Objective: Reproduce each line from the records that holds "title".
--- START OF Provided records ---
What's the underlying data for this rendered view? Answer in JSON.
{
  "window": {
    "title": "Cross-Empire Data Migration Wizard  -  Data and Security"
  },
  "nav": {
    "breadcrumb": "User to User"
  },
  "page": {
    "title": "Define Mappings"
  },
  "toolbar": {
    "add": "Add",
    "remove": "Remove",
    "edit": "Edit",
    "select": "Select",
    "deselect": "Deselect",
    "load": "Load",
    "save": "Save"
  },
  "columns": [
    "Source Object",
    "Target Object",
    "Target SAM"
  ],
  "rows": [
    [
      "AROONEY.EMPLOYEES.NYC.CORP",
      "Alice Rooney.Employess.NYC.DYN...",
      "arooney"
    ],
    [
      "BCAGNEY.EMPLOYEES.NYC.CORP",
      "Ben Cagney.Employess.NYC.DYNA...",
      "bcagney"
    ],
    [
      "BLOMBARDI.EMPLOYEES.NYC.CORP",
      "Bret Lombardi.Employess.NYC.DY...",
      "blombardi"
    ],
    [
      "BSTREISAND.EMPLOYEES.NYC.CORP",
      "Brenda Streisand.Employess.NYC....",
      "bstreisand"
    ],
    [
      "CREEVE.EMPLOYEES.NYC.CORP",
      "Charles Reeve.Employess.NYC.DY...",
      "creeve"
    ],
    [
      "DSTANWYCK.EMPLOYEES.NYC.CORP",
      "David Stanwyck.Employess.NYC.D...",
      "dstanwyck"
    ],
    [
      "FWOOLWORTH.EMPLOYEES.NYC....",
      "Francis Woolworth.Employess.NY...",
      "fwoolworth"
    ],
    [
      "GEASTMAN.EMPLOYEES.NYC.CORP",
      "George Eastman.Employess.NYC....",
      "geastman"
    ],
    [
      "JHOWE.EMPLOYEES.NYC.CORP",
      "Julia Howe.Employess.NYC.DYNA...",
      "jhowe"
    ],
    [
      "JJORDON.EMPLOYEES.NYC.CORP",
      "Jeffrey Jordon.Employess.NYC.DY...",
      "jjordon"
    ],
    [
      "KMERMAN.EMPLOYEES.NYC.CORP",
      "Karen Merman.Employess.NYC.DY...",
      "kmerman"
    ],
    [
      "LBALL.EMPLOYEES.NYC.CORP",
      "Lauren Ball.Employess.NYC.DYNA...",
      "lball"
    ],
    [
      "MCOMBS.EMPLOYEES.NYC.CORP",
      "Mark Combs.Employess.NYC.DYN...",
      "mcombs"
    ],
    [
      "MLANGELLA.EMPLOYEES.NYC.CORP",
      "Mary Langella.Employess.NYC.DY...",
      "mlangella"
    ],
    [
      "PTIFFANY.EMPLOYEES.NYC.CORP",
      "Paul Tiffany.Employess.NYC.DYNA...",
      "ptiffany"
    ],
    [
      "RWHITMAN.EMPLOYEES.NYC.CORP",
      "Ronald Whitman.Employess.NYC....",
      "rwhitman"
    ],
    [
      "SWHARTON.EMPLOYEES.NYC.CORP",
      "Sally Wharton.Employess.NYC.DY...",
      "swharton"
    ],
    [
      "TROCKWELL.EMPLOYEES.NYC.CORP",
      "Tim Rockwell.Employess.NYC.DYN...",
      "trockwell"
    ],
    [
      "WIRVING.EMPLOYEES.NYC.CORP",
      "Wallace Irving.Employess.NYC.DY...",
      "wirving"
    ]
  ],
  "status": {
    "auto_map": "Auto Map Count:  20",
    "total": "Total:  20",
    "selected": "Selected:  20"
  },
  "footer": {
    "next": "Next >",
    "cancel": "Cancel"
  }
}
--- END OF Provided records ---
Output of the task:
    "title": "Cross-Empire Data Migration Wizard  -  Data and Security"
    "title": "Define Mappings"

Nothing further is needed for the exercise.